» Exercise aim: Find how many lines of the listing include the string "langdurend", and report only that figure.

» Record excerpts:
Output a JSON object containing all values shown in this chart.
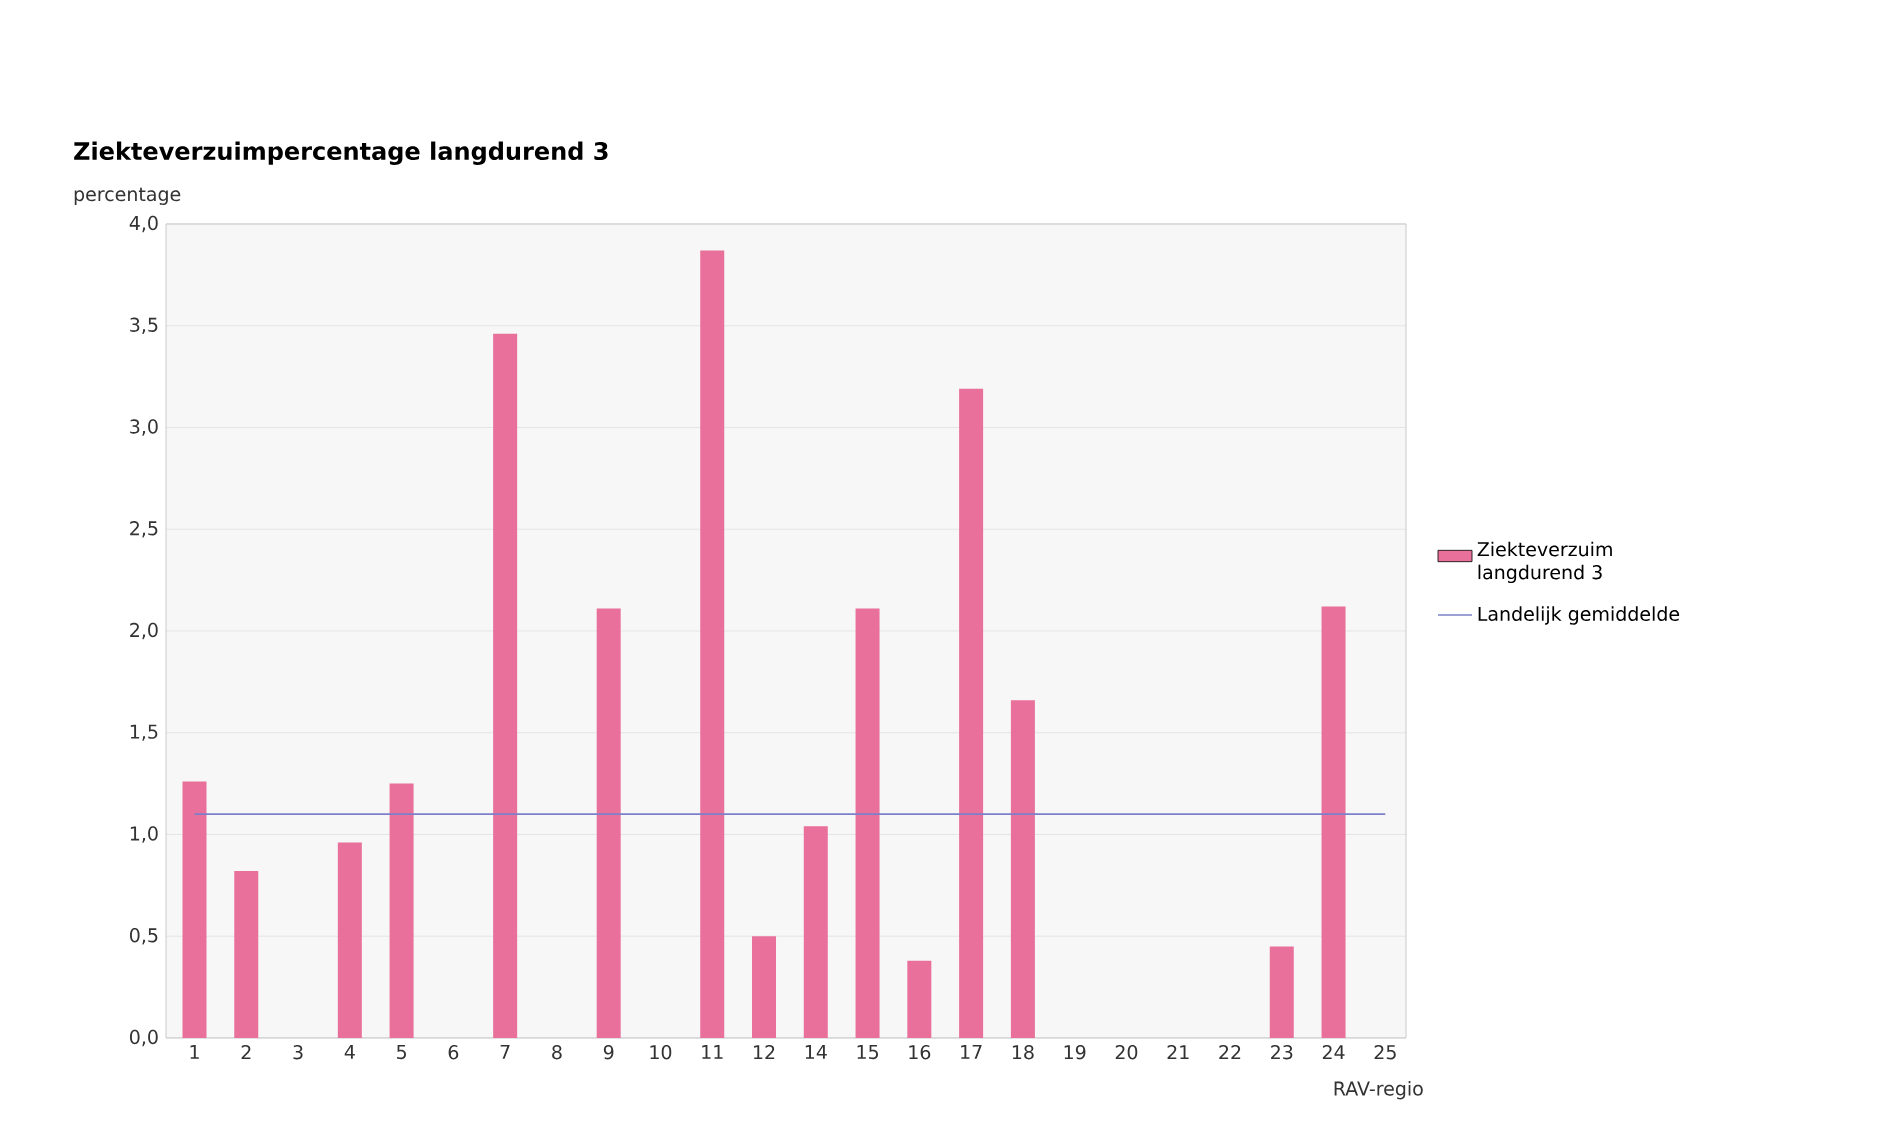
{
  "chart_data": {
    "type": "bar",
    "title": "Ziekteverzuimpercentage langdurend 3",
    "xlabel": "RAV-regio",
    "ylabel": "percentage",
    "categories": [
      "1",
      "2",
      "3",
      "4",
      "5",
      "6",
      "7",
      "8",
      "9",
      "10",
      "11",
      "12",
      "14",
      "15",
      "16",
      "17",
      "18",
      "19",
      "20",
      "21",
      "22",
      "23",
      "24",
      "25"
    ],
    "series": [
      {
        "name": "Ziekteverzuim langdurend 3",
        "color": "#e8709a",
        "values": [
          1.26,
          0.82,
          null,
          0.96,
          1.25,
          null,
          3.46,
          null,
          2.11,
          null,
          3.87,
          0.5,
          1.04,
          2.11,
          0.38,
          3.19,
          1.66,
          null,
          null,
          null,
          null,
          0.45,
          2.12,
          null
        ]
      }
    ],
    "ref_lines": [
      {
        "axis": "y",
        "value": 1.1,
        "label": "Landelijk gemiddelde",
        "color": "#7b80c8",
        "line_style": "solid"
      }
    ],
    "ylim": [
      0,
      4
    ],
    "yticks": [
      {
        "value": 0,
        "label": "0,0"
      },
      {
        "value": 0.5,
        "label": "0,5"
      },
      {
        "value": 1,
        "label": "1,0"
      },
      {
        "value": 1.5,
        "label": "1,5"
      },
      {
        "value": 2,
        "label": "2,0"
      },
      {
        "value": 2.5,
        "label": "2,5"
      },
      {
        "value": 3,
        "label": "3,0"
      },
      {
        "value": 3.5,
        "label": "3,5"
      },
      {
        "value": 4,
        "label": "4,0"
      }
    ],
    "grid": "y",
    "legend": "right"
  }
}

» Result of this task: 2